This makes it critical that as strict, top-down hierarchies and command and control management continue to fade, the current generation of leaders must have the capacity to role model more collaborative and flexible behaviours on both a personal and corporate level.

By making a persuasive case for change, a truly gifted business leader can, says Ms. Billeter, actively encourage their employees to willingly adopt new practices, however initially disruptive. Not surprisingly though, the demand for such soft skills is high.

In order to enhance or redefine established cultures, organisations need leaders to act as inspirational storytellers, able to demonstrate the agility of thinking to be able to prosper in the digital world. In this respect, HR must factor such highly prized skills – and an individual’s potential to hone them – into the equation when selecting and developing the leaders of tomorrow.

Step 3: Co-create the future

In the four-stage plan, it is the matching of current or future talent to core capabilities, as well as ensuring key people are on the right teams and in the right places that will lay the foundations for future success at a time of rapid technological change.

While specific soft skills are critical, it is only by cultivating the right behaviours and mindsets that a business can remain buoyant. Rather than changing who your people are, a holistic HR transformation plan across people, policy, technology and data should instead be seen as an opportunity to refine and enhance the way your people work.

Ms. Billeter notes that ever-more sophisticated technology provides unprecedented scope for organisations to transform and grow, aided by a workforce that increasingly uses such technology outside of work and so is more open to the exciting possibilities it affords – a factor especially relevant to new generations.

So, if technology has the capacity to automate time-consuming, manual tasks and free-up employees to pursue more value-adding and strategic opportunities, can it also help clients to empower transformative employee experiences?

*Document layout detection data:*
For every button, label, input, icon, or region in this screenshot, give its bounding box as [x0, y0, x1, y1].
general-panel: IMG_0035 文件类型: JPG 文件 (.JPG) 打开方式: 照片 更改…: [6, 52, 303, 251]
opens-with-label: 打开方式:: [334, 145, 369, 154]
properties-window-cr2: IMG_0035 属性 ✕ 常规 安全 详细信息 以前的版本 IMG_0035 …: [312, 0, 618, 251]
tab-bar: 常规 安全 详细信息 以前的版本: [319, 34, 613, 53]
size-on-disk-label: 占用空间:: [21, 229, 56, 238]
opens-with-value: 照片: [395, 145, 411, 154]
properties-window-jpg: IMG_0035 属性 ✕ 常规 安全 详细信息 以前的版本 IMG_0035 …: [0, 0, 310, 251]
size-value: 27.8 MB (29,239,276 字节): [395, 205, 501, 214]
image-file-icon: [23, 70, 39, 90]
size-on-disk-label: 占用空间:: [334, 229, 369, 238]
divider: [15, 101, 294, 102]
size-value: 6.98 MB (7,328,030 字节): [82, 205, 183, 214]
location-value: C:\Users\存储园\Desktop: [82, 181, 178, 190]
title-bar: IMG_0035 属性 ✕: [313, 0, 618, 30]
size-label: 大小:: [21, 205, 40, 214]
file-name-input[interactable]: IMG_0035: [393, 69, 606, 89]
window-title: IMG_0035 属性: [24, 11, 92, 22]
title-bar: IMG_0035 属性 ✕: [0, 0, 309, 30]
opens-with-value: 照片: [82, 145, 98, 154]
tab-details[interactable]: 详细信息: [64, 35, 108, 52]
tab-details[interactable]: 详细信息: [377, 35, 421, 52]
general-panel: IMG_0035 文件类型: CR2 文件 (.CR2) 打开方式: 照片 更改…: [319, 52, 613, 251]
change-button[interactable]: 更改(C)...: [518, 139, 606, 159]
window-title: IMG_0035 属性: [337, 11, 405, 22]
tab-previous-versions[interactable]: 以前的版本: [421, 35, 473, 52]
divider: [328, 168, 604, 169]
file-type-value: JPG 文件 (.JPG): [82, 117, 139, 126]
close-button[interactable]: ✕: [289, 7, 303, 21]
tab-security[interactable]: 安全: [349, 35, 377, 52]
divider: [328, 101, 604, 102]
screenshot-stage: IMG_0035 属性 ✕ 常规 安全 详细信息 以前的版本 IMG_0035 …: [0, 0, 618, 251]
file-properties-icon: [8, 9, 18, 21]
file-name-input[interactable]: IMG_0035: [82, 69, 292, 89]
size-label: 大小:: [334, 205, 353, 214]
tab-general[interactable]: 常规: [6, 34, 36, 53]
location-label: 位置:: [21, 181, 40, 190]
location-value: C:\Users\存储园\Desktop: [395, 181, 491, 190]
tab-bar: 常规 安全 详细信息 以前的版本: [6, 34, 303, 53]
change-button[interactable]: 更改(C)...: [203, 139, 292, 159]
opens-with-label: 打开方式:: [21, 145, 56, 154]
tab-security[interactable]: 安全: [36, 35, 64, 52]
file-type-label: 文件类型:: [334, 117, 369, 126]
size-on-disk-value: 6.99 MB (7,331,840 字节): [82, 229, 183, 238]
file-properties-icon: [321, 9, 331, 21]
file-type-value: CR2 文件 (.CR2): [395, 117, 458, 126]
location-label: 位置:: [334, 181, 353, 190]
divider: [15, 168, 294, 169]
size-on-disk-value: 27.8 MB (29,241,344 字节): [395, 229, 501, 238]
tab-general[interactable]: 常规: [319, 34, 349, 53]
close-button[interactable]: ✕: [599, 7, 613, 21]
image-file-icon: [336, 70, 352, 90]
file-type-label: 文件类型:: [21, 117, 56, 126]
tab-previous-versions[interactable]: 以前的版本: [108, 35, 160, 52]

*Tasks:*
1) Rewrite the stretch of the passage on leadership and HR from "Step 3: Co-create" through "rapid technological change.", putting "groundwork" in place of "foundations".
2) Sum up the passage on leadership and HR in two sentences.
3) Write what comes next in the passage on leadership and HR, picking up after its closing question.

*Answers for the tasks:*
1)
Step 3: Co-create the future

In the four-stage plan, it is the matching of current or future talent to core capabilities, as well as ensuring key people are on the right teams and in the right places that will lay the groundwork for future success at a time of rapid technological change.

2) As top-down management fades, leaders need soft skills such as making a persuasive case for change and acting as inspirational storytellers, and HR must weigh these skills when selecting and developing future leaders. Matching talent to core capabilities and cultivating the right behaviors and mindsets lay the foundations for success amid rapid technological change, which an increasingly tech-savvy workforce is more open to.

3)
Yes it can, believes Ms Billeter, who argues that by “making a persuasive and powerful case for changing how the organisation thinks and acts,” leaders can excite and empower people to find new meaning in their work beyond the need to pay the bills.

This puts the emphasis on transformation leaders, and HR professionals in particular, to show their workforces how technological change can enhance both working and personal lives as well as deliver goals for the wider business. Change can and should be something to be welcomed rather than something to be wary of.

Step 4: Deliver the impacts

Embedding more resilient and adaptive mindsets to support new ways of working requires equipping HR and employees with the tools, technology, information and training they need both today and going forward.

To sustain alignment with the overarching business purpose, the workforce must also be given appropriate incentives to accelerate their individual performance and thereby drive corporate ambitions.

In Ms. Billeter’s view, by working through each of the preceding three key steps systematically, it is possible for businesses to implement a transformation programme and to take their workforces willingly along with them, rather than imposing change, which paves the way to the fourth and most crucial step: delivering the impacts of transformation.

“The technology that our clients experience can help boost long-term loyalty and transform an organisation’s vision and purpose for the long term,” says Ms. Billeter.

“Changing the hearts and minds of the workforce as we proceed is a vital part of that process.”